# Exercise goal
Reply with the count of lines holding "spacing", nothing more.

[Start]

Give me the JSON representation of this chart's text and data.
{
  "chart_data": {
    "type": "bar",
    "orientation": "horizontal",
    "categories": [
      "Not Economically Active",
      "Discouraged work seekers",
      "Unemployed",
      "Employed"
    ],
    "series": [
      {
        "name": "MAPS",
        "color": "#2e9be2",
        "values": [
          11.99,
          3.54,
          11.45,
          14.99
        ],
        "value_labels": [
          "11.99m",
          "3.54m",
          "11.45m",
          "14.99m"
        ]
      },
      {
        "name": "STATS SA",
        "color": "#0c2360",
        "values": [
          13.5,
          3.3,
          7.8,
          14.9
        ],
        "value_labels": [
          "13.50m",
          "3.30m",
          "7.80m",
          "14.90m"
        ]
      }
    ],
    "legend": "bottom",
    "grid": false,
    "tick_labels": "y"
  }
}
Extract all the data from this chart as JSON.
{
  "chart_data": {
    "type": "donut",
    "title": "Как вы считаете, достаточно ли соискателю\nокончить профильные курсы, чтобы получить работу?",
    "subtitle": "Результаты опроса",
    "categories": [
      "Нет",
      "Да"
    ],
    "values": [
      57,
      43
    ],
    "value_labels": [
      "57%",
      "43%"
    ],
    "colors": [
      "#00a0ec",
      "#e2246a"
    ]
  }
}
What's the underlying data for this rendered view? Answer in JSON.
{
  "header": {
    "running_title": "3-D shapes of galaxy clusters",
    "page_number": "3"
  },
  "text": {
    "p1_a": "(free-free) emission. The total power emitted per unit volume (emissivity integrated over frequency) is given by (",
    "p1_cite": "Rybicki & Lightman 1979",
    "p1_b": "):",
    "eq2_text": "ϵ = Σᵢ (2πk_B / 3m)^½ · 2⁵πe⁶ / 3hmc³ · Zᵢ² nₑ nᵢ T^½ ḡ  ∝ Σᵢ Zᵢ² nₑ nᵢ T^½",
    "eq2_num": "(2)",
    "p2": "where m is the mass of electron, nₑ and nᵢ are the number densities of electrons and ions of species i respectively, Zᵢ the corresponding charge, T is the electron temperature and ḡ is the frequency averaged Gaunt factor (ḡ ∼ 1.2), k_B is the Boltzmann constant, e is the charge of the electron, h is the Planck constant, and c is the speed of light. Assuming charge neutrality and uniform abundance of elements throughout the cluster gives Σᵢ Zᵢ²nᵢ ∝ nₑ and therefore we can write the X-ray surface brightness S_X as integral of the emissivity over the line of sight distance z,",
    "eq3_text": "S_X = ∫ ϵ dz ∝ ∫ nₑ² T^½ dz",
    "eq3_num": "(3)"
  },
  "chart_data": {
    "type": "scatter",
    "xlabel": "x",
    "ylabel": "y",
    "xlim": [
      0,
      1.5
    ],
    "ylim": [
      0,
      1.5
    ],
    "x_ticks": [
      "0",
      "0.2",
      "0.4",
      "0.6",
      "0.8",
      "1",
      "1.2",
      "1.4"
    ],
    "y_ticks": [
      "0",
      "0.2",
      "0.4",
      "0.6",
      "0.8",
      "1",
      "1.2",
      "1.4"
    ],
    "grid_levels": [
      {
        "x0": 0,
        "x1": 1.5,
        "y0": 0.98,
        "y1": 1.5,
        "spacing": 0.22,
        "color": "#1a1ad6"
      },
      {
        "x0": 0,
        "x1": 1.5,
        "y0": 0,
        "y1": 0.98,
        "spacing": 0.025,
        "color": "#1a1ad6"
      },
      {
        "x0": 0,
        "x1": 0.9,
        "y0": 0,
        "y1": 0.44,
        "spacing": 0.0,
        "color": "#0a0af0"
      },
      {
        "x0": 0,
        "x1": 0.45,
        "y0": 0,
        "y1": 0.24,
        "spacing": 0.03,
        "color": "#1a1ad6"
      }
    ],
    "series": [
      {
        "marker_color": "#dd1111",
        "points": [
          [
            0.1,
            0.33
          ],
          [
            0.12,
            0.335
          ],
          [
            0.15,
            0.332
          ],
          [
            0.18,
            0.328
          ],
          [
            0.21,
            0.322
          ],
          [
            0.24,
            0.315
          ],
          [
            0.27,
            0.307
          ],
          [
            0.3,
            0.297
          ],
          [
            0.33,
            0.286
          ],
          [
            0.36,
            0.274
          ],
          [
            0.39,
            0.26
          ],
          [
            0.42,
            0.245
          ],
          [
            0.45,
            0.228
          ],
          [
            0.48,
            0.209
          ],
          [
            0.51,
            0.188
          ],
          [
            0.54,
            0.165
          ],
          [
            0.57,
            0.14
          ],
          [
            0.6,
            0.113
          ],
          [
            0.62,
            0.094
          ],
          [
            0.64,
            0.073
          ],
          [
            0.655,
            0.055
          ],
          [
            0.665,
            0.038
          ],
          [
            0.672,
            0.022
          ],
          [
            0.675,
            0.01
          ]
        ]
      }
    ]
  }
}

[End]

# Solution for this task
4